Job => Strip the pictures and reproduce the rest of the listing exactly.

Records shown =>
<<<<

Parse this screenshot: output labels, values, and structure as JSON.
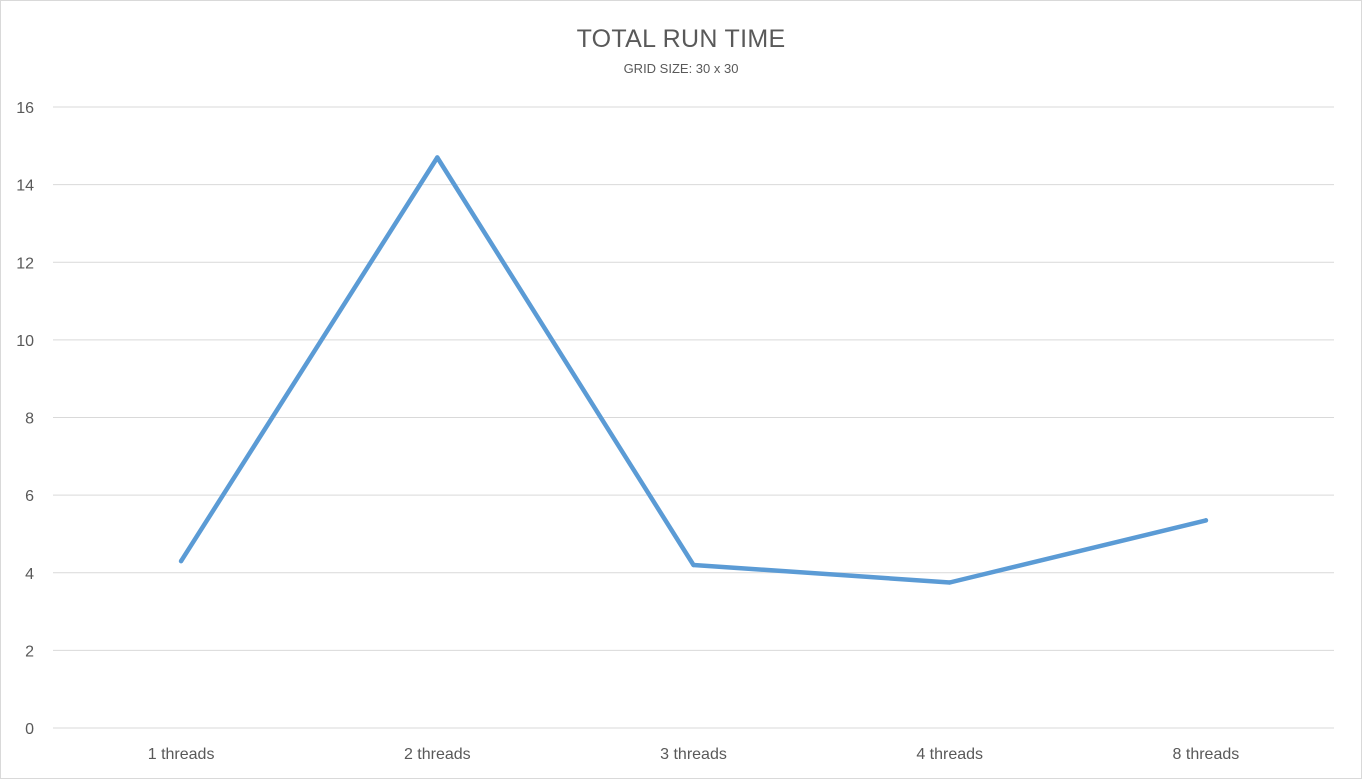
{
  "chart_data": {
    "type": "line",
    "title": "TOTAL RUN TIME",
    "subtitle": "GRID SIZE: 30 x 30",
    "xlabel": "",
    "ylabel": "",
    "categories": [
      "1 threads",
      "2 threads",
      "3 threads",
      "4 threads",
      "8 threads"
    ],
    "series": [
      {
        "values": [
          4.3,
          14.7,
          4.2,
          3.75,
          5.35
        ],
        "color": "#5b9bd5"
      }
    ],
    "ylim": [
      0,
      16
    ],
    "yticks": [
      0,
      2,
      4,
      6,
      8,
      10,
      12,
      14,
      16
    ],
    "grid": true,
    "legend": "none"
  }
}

>>>>

Written response =>
Parse this screenshot: output labels, values, and structure as JSON.
{
  "chart_data": {
    "type": "line",
    "title": "TOTAL RUN TIME",
    "subtitle": "GRID SIZE: 30 x 30",
    "xlabel": "",
    "ylabel": "",
    "categories": [
      "1 threads",
      "2 threads",
      "3 threads",
      "4 threads",
      "8 threads"
    ],
    "series": [
      {
        "values": [
          4.3,
          14.7,
          4.2,
          3.75,
          5.35
        ],
        "color": "#5b9bd5"
      }
    ],
    "ylim": [
      0,
      16
    ],
    "yticks": [
      0,
      2,
      4,
      6,
      8,
      10,
      12,
      14,
      16
    ],
    "grid": true,
    "legend": "none"
  }
}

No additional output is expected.